Do this =>
Every line of the material is to be repeated exactly as it stands.

Collection entries
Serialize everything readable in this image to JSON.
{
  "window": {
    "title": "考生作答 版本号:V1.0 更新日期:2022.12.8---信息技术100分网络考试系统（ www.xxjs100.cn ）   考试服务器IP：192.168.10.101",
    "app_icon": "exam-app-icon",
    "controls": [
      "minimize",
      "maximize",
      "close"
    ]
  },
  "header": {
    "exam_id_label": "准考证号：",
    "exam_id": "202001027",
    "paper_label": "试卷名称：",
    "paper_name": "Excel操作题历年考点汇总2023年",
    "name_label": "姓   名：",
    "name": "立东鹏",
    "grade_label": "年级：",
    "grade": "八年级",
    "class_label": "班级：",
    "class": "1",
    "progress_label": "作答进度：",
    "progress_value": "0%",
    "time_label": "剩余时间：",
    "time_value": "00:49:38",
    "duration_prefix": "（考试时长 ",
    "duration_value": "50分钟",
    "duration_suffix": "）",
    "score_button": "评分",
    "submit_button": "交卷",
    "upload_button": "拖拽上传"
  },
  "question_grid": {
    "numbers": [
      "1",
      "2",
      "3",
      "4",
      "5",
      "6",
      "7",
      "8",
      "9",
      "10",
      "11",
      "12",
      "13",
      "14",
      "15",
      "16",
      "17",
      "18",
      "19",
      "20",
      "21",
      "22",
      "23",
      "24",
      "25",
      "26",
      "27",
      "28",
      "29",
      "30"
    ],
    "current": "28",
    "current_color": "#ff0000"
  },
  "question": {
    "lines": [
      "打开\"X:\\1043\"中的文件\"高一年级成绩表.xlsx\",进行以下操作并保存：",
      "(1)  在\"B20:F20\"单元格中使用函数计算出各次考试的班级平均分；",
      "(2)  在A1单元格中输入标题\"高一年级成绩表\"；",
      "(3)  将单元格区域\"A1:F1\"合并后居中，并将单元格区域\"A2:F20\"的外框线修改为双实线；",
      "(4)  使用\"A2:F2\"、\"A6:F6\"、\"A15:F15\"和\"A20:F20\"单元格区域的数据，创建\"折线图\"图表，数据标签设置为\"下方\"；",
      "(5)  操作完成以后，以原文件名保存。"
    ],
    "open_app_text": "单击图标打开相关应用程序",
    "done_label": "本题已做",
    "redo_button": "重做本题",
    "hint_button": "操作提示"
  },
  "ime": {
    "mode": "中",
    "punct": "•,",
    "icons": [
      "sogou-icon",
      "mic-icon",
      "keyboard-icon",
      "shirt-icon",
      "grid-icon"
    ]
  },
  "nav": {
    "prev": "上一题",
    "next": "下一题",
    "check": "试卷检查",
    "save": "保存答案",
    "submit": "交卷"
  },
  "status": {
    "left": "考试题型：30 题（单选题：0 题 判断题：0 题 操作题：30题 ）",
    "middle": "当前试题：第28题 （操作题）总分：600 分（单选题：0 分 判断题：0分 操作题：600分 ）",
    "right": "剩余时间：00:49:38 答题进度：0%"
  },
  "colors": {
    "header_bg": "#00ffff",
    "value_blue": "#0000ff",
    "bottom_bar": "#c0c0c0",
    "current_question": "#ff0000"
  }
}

The reply =>
Serialize everything readable in this image to JSON.
{
  "window": {
    "title": "考生作答 版本号:V1.0 更新日期:2022.12.8---信息技术100分网络考试系统（ www.xxjs100.cn ）   考试服务器IP：192.168.10.101",
    "app_icon": "exam-app-icon",
    "controls": [
      "minimize",
      "maximize",
      "close"
    ]
  },
  "header": {
    "exam_id_label": "准考证号：",
    "exam_id": "202001027",
    "paper_label": "试卷名称：",
    "paper_name": "Excel操作题历年考点汇总2023年",
    "name_label": "姓   名：",
    "name": "立东鹏",
    "grade_label": "年级：",
    "grade": "八年级",
    "class_label": "班级：",
    "class": "1",
    "progress_label": "作答进度：",
    "progress_value": "0%",
    "time_label": "剩余时间：",
    "time_value": "00:49:38",
    "duration_prefix": "（考试时长 ",
    "duration_value": "50分钟",
    "duration_suffix": "）",
    "score_button": "评分",
    "submit_button": "交卷",
    "upload_button": "拖拽上传"
  },
  "question_grid": {
    "numbers": [
      "1",
      "2",
      "3",
      "4",
      "5",
      "6",
      "7",
      "8",
      "9",
      "10",
      "11",
      "12",
      "13",
      "14",
      "15",
      "16",
      "17",
      "18",
      "19",
      "20",
      "21",
      "22",
      "23",
      "24",
      "25",
      "26",
      "27",
      "28",
      "29",
      "30"
    ],
    "current": "28",
    "current_color": "#ff0000"
  },
  "question": {
    "lines": [
      "打开\"X:\\1043\"中的文件\"高一年级成绩表.xlsx\",进行以下操作并保存：",
      "(1)  在\"B20:F20\"单元格中使用函数计算出各次考试的班级平均分；",
      "(2)  在A1单元格中输入标题\"高一年级成绩表\"；",
      "(3)  将单元格区域\"A1:F1\"合并后居中，并将单元格区域\"A2:F20\"的外框线修改为双实线；",
      "(4)  使用\"A2:F2\"、\"A6:F6\"、\"A15:F15\"和\"A20:F20\"单元格区域的数据，创建\"折线图\"图表，数据标签设置为\"下方\"；",
      "(5)  操作完成以后，以原文件名保存。"
    ],
    "open_app_text": "单击图标打开相关应用程序",
    "done_label": "本题已做",
    "redo_button": "重做本题",
    "hint_button": "操作提示"
  },
  "ime": {
    "mode": "中",
    "punct": "•,",
    "icons": [
      "sogou-icon",
      "mic-icon",
      "keyboard-icon",
      "shirt-icon",
      "grid-icon"
    ]
  },
  "nav": {
    "prev": "上一题",
    "next": "下一题",
    "check": "试卷检查",
    "save": "保存答案",
    "submit": "交卷"
  },
  "status": {
    "left": "考试题型：30 题（单选题：0 题 判断题：0 题 操作题：30题 ）",
    "middle": "当前试题：第28题 （操作题）总分：600 分（单选题：0 分 判断题：0分 操作题：600分 ）",
    "right": "剩余时间：00:49:38 答题进度：0%"
  },
  "colors": {
    "header_bg": "#00ffff",
    "value_blue": "#0000ff",
    "bottom_bar": "#c0c0c0",
    "current_question": "#ff0000"
  }
}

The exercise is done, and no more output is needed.